WHAT IS ASKED: Would you write out the entries below, every one of them, exactly?

Stored data entries:
---
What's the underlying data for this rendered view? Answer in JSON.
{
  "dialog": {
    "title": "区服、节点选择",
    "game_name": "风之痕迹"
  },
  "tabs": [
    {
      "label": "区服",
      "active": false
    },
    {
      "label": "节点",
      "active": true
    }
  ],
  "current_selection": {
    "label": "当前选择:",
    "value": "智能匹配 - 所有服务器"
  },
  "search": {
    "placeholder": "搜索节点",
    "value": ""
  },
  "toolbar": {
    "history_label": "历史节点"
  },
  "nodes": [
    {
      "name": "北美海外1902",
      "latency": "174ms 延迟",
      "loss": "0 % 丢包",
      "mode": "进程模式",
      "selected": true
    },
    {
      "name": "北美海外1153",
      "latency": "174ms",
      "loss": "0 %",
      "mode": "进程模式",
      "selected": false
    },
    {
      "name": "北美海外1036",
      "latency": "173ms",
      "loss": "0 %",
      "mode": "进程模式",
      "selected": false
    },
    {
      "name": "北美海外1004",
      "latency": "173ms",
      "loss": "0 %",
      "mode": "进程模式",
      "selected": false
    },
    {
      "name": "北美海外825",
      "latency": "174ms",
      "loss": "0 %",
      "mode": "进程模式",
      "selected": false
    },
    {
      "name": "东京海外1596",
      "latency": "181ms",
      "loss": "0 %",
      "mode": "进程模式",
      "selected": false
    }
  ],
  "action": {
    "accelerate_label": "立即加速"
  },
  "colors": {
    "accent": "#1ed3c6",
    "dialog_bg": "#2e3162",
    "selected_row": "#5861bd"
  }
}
---
COMPLETE ANSWER:
What's the underlying data for this rendered view? Answer in JSON.
{
  "dialog": {
    "title": "区服、节点选择",
    "game_name": "风之痕迹"
  },
  "tabs": [
    {
      "label": "区服",
      "active": false
    },
    {
      "label": "节点",
      "active": true
    }
  ],
  "current_selection": {
    "label": "当前选择:",
    "value": "智能匹配 - 所有服务器"
  },
  "search": {
    "placeholder": "搜索节点",
    "value": ""
  },
  "toolbar": {
    "history_label": "历史节点"
  },
  "nodes": [
    {
      "name": "北美海外1902",
      "latency": "174ms 延迟",
      "loss": "0 % 丢包",
      "mode": "进程模式",
      "selected": true
    },
    {
      "name": "北美海外1153",
      "latency": "174ms",
      "loss": "0 %",
      "mode": "进程模式",
      "selected": false
    },
    {
      "name": "北美海外1036",
      "latency": "173ms",
      "loss": "0 %",
      "mode": "进程模式",
      "selected": false
    },
    {
      "name": "北美海外1004",
      "latency": "173ms",
      "loss": "0 %",
      "mode": "进程模式",
      "selected": false
    },
    {
      "name": "北美海外825",
      "latency": "174ms",
      "loss": "0 %",
      "mode": "进程模式",
      "selected": false
    },
    {
      "name": "东京海外1596",
      "latency": "181ms",
      "loss": "0 %",
      "mode": "进程模式",
      "selected": false
    }
  ],
  "action": {
    "accelerate_label": "立即加速"
  },
  "colors": {
    "accent": "#1ed3c6",
    "dialog_bg": "#2e3162",
    "selected_row": "#5861bd"
  }
}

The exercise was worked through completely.